══ ВЫБРАННЫЙ ТЕКСТ

Ещё в пятидесятых годах в Париже существовала компания молодых (или уже не очень молодых) людей, для которых, по свидетельству Терапиано: "Поплавский, помимо чисто литературного значения, оставался чуть ли не духовным водителем".

В отличие от работника Газданова Поплавскому была чужда иная работа, нежели философские размышления.

Об этом сообщал Струве: "...жестокая правда требует отметить и то, что Поплавский, здоровый человек, боксёр "сильный и ловкий спортсмен" не умел и не хотел работать (это отмечал и Бердяев), не мог и не хотел жить в плане реальности.

Поплавский успел очень мало.

Бердяев вообще писал, что "Поплавский надрывается в этом стремлении к святости... Я не имею в виду активную реакцию на реальность, без которой невозможна борьба, невозможен по-настоящему акт. Тот, кто лишён зоркости в отношении к реальности или связывает её с астральными силами, тот неспособен к акту".

════
══ ИЗВЛЕЧЁННЫЕ ДАННЫЕ

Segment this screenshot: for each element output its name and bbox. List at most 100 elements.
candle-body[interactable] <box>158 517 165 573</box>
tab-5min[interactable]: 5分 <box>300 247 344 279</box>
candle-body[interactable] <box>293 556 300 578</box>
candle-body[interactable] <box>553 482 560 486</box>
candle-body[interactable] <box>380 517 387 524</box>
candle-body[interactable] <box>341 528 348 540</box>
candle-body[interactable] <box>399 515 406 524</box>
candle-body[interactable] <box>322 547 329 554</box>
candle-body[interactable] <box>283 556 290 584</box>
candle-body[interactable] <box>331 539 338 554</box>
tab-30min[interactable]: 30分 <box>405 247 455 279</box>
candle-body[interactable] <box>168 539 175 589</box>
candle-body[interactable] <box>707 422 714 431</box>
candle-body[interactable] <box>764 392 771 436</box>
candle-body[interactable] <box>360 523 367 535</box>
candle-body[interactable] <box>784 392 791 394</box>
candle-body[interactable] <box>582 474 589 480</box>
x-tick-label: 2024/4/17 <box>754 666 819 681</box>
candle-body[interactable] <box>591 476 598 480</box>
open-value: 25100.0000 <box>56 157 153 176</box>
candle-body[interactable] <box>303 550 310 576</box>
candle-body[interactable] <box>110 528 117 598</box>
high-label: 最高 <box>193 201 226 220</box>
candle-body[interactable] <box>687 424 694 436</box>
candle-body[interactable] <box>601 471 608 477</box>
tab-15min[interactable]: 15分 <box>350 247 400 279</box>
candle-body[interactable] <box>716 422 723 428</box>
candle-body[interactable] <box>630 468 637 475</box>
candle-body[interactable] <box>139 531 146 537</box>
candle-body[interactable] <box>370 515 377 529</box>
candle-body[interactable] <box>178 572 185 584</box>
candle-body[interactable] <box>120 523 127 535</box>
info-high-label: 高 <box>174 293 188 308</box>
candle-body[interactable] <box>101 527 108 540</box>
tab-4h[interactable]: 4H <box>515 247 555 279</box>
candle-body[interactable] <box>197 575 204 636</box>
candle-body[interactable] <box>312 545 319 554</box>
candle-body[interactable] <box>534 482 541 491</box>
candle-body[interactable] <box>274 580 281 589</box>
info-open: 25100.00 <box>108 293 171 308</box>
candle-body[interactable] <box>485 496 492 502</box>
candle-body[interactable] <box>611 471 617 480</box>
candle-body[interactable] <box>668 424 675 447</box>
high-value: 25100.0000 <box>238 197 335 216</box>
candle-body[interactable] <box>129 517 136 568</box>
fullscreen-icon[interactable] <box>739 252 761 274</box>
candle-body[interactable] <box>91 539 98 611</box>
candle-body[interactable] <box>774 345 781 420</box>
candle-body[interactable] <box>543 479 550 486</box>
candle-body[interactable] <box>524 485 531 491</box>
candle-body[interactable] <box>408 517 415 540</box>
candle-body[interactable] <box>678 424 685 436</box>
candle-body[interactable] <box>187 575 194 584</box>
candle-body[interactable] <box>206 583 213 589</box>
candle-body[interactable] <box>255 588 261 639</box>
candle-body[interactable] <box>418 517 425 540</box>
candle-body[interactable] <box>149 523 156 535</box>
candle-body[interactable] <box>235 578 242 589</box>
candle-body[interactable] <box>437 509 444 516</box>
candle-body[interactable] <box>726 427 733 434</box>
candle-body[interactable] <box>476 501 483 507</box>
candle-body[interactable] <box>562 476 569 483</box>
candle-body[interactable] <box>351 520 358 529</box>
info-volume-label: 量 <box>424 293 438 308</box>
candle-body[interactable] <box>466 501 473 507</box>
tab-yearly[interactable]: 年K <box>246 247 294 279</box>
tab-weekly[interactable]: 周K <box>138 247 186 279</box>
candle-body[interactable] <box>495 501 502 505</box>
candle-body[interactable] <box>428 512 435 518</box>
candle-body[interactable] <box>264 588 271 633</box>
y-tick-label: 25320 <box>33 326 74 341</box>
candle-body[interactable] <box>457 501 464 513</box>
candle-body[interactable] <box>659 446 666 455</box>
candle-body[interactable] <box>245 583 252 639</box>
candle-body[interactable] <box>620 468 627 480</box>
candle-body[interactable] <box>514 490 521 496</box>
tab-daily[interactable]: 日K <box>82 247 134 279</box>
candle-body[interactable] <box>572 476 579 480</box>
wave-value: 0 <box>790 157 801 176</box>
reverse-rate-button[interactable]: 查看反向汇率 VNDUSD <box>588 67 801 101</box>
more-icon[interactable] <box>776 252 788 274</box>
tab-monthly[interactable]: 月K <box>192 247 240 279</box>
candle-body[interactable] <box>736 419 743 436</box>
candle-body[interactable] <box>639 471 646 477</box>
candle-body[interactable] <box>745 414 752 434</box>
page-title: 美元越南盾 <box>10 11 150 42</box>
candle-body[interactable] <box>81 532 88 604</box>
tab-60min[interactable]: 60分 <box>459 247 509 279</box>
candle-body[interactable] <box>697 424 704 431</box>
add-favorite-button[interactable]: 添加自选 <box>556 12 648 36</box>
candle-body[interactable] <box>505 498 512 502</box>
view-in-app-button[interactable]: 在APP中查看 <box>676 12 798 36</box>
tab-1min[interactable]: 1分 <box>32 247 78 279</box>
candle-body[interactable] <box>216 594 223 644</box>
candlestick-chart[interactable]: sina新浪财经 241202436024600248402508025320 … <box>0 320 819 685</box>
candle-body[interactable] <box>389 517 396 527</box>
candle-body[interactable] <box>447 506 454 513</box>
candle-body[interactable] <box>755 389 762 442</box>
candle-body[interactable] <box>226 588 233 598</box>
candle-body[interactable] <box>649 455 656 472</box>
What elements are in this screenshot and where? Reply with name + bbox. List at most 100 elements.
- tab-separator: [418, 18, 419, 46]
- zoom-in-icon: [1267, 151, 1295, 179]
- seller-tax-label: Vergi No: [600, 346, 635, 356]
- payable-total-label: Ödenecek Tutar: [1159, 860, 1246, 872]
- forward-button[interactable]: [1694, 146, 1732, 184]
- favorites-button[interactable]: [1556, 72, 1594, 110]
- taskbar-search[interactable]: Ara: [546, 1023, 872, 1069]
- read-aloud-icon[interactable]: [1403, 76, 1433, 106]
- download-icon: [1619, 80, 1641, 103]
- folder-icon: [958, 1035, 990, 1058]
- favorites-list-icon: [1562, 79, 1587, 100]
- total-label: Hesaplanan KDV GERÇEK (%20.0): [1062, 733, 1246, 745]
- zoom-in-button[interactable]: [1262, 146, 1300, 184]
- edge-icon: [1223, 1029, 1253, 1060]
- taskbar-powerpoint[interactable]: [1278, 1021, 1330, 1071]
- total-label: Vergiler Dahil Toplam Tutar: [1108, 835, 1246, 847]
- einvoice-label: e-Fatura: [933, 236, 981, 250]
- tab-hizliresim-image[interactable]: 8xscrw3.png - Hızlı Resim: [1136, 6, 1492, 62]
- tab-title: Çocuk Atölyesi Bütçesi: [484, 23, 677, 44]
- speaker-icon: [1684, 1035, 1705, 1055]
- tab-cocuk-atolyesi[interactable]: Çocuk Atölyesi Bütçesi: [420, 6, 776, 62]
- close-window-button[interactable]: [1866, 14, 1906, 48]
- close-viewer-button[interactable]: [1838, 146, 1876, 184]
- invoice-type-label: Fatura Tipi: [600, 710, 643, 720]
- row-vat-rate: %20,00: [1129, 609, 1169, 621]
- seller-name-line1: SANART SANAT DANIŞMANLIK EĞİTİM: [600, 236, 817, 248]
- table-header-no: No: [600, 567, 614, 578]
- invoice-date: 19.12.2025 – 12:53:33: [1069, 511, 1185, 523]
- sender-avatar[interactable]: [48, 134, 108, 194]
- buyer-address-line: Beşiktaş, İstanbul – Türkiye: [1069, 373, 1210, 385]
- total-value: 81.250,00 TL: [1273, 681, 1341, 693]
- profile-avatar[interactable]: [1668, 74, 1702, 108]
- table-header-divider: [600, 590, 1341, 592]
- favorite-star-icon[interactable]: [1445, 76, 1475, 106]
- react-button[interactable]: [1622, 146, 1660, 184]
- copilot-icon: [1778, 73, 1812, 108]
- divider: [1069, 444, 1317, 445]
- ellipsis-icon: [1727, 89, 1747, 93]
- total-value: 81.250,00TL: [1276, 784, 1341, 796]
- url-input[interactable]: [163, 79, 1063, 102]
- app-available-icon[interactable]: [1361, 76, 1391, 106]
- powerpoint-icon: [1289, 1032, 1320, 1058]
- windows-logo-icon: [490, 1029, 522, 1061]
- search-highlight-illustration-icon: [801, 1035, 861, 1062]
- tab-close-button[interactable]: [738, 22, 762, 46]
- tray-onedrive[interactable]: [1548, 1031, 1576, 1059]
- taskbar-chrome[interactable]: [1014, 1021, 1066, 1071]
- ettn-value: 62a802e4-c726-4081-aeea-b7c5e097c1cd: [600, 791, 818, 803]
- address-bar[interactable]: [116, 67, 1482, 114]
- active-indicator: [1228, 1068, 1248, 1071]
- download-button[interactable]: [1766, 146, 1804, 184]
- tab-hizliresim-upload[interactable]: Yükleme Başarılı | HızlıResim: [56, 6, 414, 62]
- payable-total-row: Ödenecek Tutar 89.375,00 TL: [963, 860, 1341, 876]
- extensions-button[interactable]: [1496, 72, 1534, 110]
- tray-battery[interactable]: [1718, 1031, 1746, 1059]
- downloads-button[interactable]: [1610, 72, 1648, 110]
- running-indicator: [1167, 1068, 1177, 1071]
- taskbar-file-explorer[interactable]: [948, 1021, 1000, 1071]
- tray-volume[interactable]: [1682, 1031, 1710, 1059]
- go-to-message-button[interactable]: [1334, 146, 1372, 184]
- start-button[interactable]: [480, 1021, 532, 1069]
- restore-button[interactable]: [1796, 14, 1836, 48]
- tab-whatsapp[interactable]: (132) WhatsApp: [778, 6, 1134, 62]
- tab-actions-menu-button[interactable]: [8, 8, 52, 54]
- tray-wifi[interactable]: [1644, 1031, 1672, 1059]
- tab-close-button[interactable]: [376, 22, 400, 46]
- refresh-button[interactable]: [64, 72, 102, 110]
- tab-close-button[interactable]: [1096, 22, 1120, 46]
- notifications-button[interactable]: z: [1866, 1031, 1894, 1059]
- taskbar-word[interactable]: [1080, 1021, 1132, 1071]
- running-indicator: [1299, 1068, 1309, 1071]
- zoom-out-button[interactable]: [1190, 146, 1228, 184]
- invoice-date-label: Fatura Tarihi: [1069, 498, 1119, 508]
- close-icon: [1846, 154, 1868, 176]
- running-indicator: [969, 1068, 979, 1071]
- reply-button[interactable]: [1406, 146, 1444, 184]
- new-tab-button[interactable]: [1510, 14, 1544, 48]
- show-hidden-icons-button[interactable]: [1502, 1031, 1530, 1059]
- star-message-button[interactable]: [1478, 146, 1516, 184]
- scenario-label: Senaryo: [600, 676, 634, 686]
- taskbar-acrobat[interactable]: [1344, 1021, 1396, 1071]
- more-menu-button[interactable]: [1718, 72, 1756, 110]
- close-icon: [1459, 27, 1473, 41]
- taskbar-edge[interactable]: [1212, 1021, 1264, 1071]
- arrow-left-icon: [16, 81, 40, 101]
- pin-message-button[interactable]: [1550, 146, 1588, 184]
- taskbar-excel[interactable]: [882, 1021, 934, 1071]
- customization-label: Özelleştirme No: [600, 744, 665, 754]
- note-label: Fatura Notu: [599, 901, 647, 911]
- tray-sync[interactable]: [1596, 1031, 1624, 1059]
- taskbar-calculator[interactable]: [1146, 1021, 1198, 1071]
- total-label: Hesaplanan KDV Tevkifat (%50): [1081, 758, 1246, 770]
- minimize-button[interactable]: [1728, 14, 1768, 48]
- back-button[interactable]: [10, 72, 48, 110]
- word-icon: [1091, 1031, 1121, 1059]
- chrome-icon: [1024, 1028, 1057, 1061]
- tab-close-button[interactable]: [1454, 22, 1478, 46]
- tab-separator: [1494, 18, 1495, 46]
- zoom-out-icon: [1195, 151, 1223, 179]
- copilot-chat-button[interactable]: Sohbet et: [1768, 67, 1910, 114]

════

** ЗАДАНИЯ **
[A] Воспроизведите дословно отрывок из текста о Поплавском от слов «Об этом сообщал» до слов «успел очень мало.».
[B] Продолжите текст о Поплавском, начав сразу после его последнего предложения.
Записи здесь не используются.

** ОТВЕТЫ **
[A]
Об этом сообщал Струве: "...жестокая правда требует отметить и то, что Поплавский, здоровый человек, боксёр "сильный и ловкий спортсмен" не умел и не хотел работать (это отмечал и Бердяев), не мог и не хотел жить в плане реальности.

Поплавский успел очень мало.

[B]
Мистик и теософ, человек, поминутно менявший свои убеждения, нечёсаный и не глаженый, он мог часами валяться на кровати. Но, в отличие от классической русской жизни на диване, Поплавский изнурял себя молитвами. До флагелляции дело не дошло, однако дошло до героина.

Современный русский язык позволяет сказать о смерти Поплавского одним словом - передозировка.

Итак, это была мнимая жизнь за шесть франков в неделю.

Ходасевич позднее говорил, что никто не смеет упрекнуть Поплавского за неё.

Действительно, нет ничего легче, чем сравнивать выбритого Газданова и небритого Поплавского.

Суть заключается в другом, совсем обратном.

То внутреннее движение, которое чувствуется в его романах, сила его образов, ворочающихся внутри страниц, дают понятие о силе таланта.

Сила эта рассеялась, а не сосредоточилась, как у Газданова.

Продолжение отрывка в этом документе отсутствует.